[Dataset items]

◇ ◇ ◇ ◇ ◇

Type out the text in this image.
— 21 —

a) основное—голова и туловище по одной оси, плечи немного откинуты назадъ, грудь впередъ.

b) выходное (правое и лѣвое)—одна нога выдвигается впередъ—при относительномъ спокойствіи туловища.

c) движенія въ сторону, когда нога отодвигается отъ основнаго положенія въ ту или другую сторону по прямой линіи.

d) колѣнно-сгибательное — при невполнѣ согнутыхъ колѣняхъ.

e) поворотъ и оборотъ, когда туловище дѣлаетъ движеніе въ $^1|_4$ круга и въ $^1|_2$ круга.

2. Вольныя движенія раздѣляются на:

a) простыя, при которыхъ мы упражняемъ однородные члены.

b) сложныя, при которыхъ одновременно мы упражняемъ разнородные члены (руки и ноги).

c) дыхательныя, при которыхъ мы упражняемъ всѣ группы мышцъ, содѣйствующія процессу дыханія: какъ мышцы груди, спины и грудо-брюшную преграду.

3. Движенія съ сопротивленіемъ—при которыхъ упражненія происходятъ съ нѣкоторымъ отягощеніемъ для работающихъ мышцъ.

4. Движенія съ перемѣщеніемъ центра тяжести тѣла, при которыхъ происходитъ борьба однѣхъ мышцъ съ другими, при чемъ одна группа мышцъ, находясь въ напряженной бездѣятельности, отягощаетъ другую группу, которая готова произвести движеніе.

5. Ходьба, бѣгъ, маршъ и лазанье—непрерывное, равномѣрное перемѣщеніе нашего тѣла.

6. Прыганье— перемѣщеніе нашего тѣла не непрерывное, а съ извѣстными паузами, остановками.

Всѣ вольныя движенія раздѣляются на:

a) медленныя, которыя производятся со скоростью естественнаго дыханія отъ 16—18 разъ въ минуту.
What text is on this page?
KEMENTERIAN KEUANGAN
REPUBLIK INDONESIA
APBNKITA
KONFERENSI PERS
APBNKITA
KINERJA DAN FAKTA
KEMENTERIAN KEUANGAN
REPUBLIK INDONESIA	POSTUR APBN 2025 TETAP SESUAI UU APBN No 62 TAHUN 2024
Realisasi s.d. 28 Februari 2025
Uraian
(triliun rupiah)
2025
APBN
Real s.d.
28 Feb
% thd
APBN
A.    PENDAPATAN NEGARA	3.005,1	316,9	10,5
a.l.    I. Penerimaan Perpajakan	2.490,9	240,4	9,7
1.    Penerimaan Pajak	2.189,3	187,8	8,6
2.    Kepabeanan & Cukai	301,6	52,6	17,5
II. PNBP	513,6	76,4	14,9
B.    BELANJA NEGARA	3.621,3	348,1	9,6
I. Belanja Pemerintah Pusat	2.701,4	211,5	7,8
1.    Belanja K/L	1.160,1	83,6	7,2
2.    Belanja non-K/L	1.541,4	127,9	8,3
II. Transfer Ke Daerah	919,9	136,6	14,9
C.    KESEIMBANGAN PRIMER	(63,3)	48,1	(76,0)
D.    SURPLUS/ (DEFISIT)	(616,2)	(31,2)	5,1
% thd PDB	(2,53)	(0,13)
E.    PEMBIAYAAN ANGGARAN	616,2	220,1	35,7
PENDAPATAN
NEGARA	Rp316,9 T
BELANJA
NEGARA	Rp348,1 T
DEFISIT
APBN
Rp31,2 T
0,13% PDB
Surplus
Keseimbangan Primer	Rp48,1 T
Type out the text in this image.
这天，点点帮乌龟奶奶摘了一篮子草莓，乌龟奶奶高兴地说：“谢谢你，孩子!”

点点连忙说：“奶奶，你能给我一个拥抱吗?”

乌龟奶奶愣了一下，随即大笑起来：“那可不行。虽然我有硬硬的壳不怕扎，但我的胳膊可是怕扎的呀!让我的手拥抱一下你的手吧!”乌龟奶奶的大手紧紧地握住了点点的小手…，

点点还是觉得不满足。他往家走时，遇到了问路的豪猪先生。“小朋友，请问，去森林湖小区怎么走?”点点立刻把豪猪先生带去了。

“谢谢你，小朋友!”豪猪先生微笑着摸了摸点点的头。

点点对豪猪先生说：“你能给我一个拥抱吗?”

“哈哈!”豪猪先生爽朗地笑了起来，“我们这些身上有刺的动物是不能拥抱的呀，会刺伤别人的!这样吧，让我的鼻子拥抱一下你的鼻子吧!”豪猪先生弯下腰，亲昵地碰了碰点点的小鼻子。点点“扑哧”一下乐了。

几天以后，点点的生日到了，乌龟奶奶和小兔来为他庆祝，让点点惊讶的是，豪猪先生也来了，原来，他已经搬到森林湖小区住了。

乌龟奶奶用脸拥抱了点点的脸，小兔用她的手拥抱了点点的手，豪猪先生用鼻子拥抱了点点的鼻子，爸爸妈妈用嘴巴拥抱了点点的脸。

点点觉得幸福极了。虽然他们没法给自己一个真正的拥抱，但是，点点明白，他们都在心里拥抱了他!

◇ ◇ ◇ ◇ ◇

**GIVEN EXERCISE**
Using the material above, copy every line in which the string "дыханія" occurs.

**TASK ANSWER**
c) дыхательныя, при которыхъ мы упражняемъ всѣ группы мышцъ, содѣйствующія процессу дыханія: какъ мышцы груди, спины и грудо-брюшную преграду.
a) медленныя, которыя производятся со скоростью естественнаго дыханія отъ 16—18 разъ въ минуту.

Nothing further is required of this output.